Repeat the listing that follows, character for character, minus the pictures.
* begin *
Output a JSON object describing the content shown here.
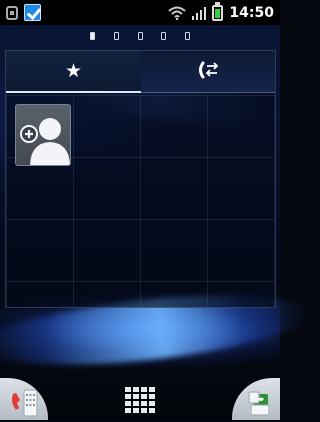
{
  "status_bar": {
    "time": "14:50",
    "icons": [
      "usb-debugging-icon",
      "task-done-icon",
      "wifi-icon",
      "signal-icon",
      "battery-icon"
    ],
    "battery_color": "#34d13a"
  },
  "home": {
    "pages": 5,
    "active_page": 0
  },
  "widget": {
    "tabs": [
      {
        "icon": "star-icon",
        "glyph": "★",
        "selected": true
      },
      {
        "icon": "recent-calls-icon",
        "selected": false
      }
    ],
    "add_contact_icon": "add-contact-icon"
  },
  "dock": {
    "left_icon": "phone-icon",
    "center_icon": "app-drawer-icon",
    "right_icon": "messaging-icon"
  },
  "colors": {
    "accent": "#1e88e5",
    "wallpaper_glow": "#6eb4ff"
  }
}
* end *
→ **Output below**
Output a JSON object describing the content shown here.
{
  "status_bar": {
    "time": "14:50",
    "icons": [
      "usb-debugging-icon",
      "task-done-icon",
      "wifi-icon",
      "signal-icon",
      "battery-icon"
    ],
    "battery_color": "#34d13a"
  },
  "home": {
    "pages": 5,
    "active_page": 0
  },
  "widget": {
    "tabs": [
      {
        "icon": "star-icon",
        "glyph": "★",
        "selected": true
      },
      {
        "icon": "recent-calls-icon",
        "selected": false
      }
    ],
    "add_contact_icon": "add-contact-icon"
  },
  "dock": {
    "left_icon": "phone-icon",
    "center_icon": "app-drawer-icon",
    "right_icon": "messaging-icon"
  },
  "colors": {
    "accent": "#1e88e5",
    "wallpaper_glow": "#6eb4ff"
  }
}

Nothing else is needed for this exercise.